[begin Data]

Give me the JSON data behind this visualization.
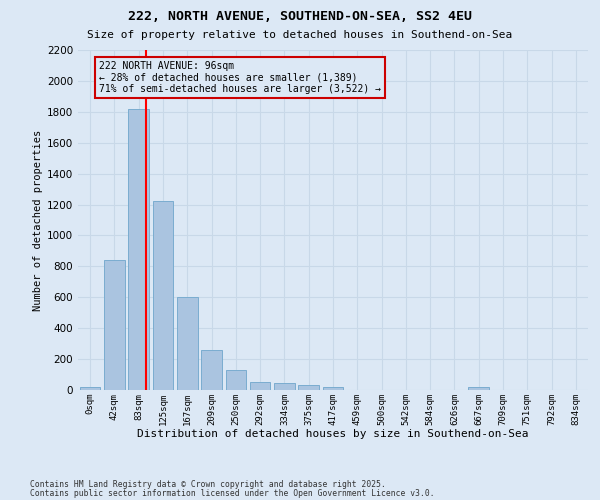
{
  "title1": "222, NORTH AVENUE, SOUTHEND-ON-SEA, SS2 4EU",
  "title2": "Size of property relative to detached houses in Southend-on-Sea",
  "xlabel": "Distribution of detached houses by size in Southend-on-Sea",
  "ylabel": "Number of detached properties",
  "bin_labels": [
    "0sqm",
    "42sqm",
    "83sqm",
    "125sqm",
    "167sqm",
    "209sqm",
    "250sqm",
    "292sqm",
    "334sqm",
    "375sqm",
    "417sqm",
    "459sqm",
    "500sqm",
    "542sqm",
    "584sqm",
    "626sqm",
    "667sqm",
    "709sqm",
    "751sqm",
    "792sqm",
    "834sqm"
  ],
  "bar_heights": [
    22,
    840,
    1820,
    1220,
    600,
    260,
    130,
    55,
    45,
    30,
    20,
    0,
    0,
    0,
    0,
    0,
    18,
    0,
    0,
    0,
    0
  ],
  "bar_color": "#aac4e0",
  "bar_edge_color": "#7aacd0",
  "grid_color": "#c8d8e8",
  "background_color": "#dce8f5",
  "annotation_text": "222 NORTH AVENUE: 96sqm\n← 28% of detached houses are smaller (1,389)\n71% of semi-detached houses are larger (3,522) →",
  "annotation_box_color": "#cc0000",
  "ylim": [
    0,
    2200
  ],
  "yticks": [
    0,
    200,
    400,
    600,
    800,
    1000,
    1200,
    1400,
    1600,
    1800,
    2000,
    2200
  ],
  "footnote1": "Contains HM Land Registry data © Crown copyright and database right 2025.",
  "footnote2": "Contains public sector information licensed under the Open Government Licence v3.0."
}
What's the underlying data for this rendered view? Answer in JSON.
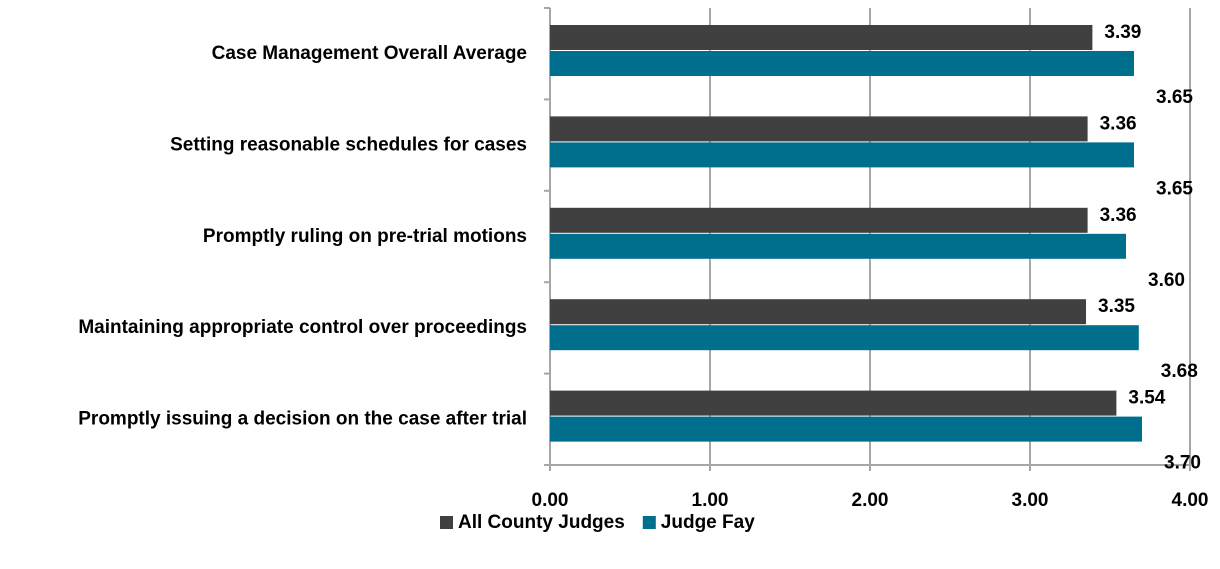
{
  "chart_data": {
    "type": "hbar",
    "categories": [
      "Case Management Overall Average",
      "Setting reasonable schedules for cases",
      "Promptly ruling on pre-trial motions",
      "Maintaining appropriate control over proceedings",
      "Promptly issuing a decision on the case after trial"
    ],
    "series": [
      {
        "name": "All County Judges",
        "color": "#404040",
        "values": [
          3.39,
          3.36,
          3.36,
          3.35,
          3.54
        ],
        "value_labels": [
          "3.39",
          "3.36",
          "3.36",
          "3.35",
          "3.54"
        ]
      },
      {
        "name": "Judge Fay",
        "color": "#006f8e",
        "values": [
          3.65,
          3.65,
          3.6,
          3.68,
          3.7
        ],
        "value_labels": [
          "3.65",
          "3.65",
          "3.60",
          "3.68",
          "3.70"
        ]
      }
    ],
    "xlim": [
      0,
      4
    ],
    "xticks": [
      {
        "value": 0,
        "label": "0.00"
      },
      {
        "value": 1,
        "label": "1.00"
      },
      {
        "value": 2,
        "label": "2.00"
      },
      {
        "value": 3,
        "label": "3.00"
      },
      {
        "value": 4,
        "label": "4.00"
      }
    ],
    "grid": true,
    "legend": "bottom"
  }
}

[end Data]
[begin Data]

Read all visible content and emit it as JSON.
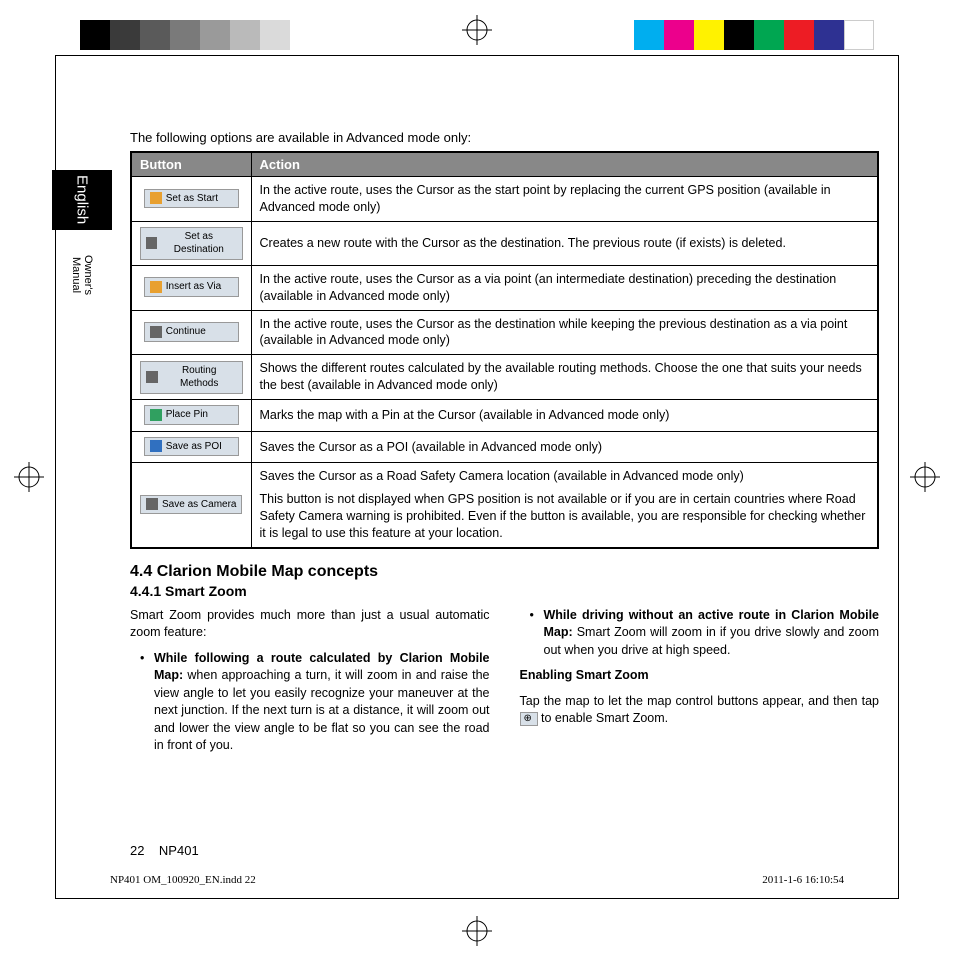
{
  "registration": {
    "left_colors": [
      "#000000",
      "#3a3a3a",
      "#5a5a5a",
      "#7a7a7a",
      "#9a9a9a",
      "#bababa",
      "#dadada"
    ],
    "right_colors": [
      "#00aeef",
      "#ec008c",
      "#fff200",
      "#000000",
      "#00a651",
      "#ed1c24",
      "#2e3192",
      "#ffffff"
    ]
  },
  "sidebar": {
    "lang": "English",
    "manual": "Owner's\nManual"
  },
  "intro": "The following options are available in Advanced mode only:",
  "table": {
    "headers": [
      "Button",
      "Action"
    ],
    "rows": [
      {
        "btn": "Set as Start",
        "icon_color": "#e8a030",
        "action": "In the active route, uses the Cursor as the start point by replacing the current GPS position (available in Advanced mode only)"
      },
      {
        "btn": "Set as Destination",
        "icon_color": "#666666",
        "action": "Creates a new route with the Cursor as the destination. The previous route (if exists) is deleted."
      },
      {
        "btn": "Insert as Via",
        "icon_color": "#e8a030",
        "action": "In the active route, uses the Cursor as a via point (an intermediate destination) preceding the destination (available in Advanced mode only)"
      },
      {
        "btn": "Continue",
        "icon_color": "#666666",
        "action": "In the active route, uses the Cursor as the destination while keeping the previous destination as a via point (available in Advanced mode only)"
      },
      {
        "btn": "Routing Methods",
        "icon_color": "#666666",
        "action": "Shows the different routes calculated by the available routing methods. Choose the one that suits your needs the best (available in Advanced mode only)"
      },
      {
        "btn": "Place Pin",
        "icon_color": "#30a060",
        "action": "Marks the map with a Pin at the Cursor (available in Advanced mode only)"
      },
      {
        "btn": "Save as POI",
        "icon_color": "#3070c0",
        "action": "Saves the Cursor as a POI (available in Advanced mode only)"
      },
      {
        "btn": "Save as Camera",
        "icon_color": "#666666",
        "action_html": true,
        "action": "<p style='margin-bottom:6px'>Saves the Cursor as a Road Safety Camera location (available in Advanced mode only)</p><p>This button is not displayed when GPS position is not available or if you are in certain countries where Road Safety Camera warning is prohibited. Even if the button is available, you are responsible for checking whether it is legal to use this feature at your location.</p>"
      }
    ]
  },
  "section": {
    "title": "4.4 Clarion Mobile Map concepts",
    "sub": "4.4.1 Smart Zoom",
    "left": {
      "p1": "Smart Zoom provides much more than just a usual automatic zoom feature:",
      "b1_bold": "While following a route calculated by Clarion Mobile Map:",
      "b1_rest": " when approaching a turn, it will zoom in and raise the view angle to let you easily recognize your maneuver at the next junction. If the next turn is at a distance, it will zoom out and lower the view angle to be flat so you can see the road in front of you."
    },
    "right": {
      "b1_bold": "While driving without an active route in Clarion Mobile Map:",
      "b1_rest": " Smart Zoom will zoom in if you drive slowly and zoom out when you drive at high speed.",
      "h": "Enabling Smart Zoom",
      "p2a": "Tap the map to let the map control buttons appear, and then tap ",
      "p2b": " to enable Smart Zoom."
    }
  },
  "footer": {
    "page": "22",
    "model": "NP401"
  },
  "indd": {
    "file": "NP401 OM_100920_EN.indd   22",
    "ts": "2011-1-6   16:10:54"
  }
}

[end Data]

- **Work required**
Copy out each line in the listing that has the word "NORTH".

- **Result of the task**
  "title1": "222, NORTH AVENUE, SOUTHEND-ON-SEA, SS2 4EU",
  "annotation_text": "222 NORTH AVENUE: 96sqm\n← 28% of detached houses are smaller (1,389)\n71% of semi-detached houses are larger (3,522) →",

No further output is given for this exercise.